> To do
Below is a block of data; give all of it again word for word.

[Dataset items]
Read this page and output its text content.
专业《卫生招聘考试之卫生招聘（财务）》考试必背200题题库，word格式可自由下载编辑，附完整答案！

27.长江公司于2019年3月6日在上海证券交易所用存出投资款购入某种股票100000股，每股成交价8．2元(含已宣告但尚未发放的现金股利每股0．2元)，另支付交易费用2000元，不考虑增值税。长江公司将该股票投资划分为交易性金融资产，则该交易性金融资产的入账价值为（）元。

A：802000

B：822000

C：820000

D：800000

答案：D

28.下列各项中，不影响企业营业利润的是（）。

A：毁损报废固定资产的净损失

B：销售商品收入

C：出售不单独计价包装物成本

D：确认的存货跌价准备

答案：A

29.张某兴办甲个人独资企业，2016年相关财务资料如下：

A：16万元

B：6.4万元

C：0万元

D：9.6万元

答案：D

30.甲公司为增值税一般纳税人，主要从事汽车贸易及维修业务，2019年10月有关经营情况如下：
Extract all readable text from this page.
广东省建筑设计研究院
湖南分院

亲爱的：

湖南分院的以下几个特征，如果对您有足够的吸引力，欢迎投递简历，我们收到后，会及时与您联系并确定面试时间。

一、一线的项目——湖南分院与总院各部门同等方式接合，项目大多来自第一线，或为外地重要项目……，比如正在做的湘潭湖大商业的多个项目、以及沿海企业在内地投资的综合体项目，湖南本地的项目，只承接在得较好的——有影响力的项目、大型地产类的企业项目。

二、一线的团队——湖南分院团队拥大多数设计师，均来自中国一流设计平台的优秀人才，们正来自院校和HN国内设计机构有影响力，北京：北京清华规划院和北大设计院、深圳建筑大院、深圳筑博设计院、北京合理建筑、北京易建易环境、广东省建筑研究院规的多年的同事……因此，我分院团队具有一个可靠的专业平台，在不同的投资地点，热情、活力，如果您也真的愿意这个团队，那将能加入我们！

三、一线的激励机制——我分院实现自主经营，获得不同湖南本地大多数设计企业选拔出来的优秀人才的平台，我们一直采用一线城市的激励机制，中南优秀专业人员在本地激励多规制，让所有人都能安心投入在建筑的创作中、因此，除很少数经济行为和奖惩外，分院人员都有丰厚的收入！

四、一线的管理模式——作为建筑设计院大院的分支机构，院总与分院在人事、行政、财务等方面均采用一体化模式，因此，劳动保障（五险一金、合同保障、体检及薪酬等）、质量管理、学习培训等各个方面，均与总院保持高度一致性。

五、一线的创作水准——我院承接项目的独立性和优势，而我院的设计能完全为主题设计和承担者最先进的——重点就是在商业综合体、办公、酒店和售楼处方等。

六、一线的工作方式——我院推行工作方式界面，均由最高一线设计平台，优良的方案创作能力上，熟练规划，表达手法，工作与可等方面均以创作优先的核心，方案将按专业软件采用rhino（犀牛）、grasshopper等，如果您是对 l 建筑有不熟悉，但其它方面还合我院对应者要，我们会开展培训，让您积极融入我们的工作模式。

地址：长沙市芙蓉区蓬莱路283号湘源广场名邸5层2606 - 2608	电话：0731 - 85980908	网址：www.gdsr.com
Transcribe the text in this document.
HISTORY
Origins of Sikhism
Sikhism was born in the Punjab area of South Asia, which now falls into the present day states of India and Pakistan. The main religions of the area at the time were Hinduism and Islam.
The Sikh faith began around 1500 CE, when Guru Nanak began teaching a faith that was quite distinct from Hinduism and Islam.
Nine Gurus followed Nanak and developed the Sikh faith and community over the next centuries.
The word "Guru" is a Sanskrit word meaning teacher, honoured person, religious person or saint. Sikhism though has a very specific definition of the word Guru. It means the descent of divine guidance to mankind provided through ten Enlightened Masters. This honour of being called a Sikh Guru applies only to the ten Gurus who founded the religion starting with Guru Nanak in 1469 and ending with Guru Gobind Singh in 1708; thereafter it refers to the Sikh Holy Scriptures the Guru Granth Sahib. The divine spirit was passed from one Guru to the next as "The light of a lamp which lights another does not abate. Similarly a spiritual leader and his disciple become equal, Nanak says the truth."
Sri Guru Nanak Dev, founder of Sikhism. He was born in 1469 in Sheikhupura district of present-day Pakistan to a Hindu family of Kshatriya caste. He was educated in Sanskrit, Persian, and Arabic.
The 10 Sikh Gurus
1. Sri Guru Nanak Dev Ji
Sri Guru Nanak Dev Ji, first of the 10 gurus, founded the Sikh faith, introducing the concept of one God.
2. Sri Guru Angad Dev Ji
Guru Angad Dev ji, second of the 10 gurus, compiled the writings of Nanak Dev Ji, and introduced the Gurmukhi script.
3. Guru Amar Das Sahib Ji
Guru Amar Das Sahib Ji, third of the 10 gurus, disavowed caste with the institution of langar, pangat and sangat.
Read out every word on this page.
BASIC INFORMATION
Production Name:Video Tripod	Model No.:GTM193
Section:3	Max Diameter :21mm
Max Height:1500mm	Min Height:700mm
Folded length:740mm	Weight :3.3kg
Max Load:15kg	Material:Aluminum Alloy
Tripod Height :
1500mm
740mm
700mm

> Response to the task
Read this page and output its text content.
专业《卫生招聘考试之卫生招聘（财务）》考试必背200题题库，word格式可自由下载编辑，附完整答案！

27.长江公司于2019年3月6日在上海证券交易所用存出投资款购入某种股票100000股，每股成交价8．2元(含已宣告但尚未发放的现金股利每股0．2元)，另支付交易费用2000元，不考虑增值税。长江公司将该股票投资划分为交易性金融资产，则该交易性金融资产的入账价值为（）元。

A：802000

B：822000

C：820000

D：800000

答案：D

28.下列各项中，不影响企业营业利润的是（）。

A：毁损报废固定资产的净损失

B：销售商品收入

C：出售不单独计价包装物成本

D：确认的存货跌价准备

答案：A

29.张某兴办甲个人独资企业，2016年相关财务资料如下：

A：16万元

B：6.4万元

C：0万元

D：9.6万元

答案：D

30.甲公司为增值税一般纳税人，主要从事汽车贸易及维修业务，2019年10月有关经营情况如下：
Extract all readable text from this page.
广东省建筑设计研究院
湖南分院

亲爱的：

湖南分院的以下几个特征，如果对您有足够的吸引力，欢迎投递简历，我们收到后，会及时与您联系并确定面试时间。

一、一线的项目——湖南分院与总院各部门同等方式接合，项目大多来自第一线，或为外地重要项目……，比如正在做的湘潭湖大商业的多个项目、以及沿海企业在内地投资的综合体项目，湖南本地的项目，只承接在得较好的——有影响力的项目、大型地产类的企业项目。

二、一线的团队——湖南分院团队拥大多数设计师，均来自中国一流设计平台的优秀人才，们正来自院校和HN国内设计机构有影响力，北京：北京清华规划院和北大设计院、深圳建筑大院、深圳筑博设计院、北京合理建筑、北京易建易环境、广东省建筑研究院规的多年的同事……因此，我分院团队具有一个可靠的专业平台，在不同的投资地点，热情、活力，如果您也真的愿意这个团队，那将能加入我们！

三、一线的激励机制——我分院实现自主经营，获得不同湖南本地大多数设计企业选拔出来的优秀人才的平台，我们一直采用一线城市的激励机制，中南优秀专业人员在本地激励多规制，让所有人都能安心投入在建筑的创作中、因此，除很少数经济行为和奖惩外，分院人员都有丰厚的收入！

四、一线的管理模式——作为建筑设计院大院的分支机构，院总与分院在人事、行政、财务等方面均采用一体化模式，因此，劳动保障（五险一金、合同保障、体检及薪酬等）、质量管理、学习培训等各个方面，均与总院保持高度一致性。

五、一线的创作水准——我院承接项目的独立性和优势，而我院的设计能完全为主题设计和承担者最先进的——重点就是在商业综合体、办公、酒店和售楼处方等。

六、一线的工作方式——我院推行工作方式界面，均由最高一线设计平台，优良的方案创作能力上，熟练规划，表达手法，工作与可等方面均以创作优先的核心，方案将按专业软件采用rhino（犀牛）、grasshopper等，如果您是对 l 建筑有不熟悉，但其它方面还合我院对应者要，我们会开展培训，让您积极融入我们的工作模式。

地址：长沙市芙蓉区蓬莱路283号湘源广场名邸5层2606 - 2608	电话：0731 - 85980908	网址：www.gdsr.com
Transcribe the text in this document.
HISTORY
Origins of Sikhism
Sikhism was born in the Punjab area of South Asia, which now falls into the present day states of India and Pakistan. The main religions of the area at the time were Hinduism and Islam.
The Sikh faith began around 1500 CE, when Guru Nanak began teaching a faith that was quite distinct from Hinduism and Islam.
Nine Gurus followed Nanak and developed the Sikh faith and community over the next centuries.
The word "Guru" is a Sanskrit word meaning teacher, honoured person, religious person or saint. Sikhism though has a very specific definition of the word Guru. It means the descent of divine guidance to mankind provided through ten Enlightened Masters. This honour of being called a Sikh Guru applies only to the ten Gurus who founded the religion starting with Guru Nanak in 1469 and ending with Guru Gobind Singh in 1708; thereafter it refers to the Sikh Holy Scriptures the Guru Granth Sahib. The divine spirit was passed from one Guru to the next as "The light of a lamp which lights another does not abate. Similarly a spiritual leader and his disciple become equal, Nanak says the truth."
Sri Guru Nanak Dev, founder of Sikhism. He was born in 1469 in Sheikhupura district of present-day Pakistan to a Hindu family of Kshatriya caste. He was educated in Sanskrit, Persian, and Arabic.
The 10 Sikh Gurus
1. Sri Guru Nanak Dev Ji
Sri Guru Nanak Dev Ji, first of the 10 gurus, founded the Sikh faith, introducing the concept of one God.
2. Sri Guru Angad Dev Ji
Guru Angad Dev ji, second of the 10 gurus, compiled the writings of Nanak Dev Ji, and introduced the Gurmukhi script.
3. Guru Amar Das Sahib Ji
Guru Amar Das Sahib Ji, third of the 10 gurus, disavowed caste with the institution of langar, pangat and sangat.
Read out every word on this page.
BASIC INFORMATION
Production Name:Video Tripod	Model No.:GTM193
Section:3	Max Diameter :21mm
Max Height:1500mm	Min Height:700mm
Folded length:740mm	Weight :3.3kg
Max Load:15kg	Material:Aluminum Alloy
Tripod Height :
1500mm
740mm
700mm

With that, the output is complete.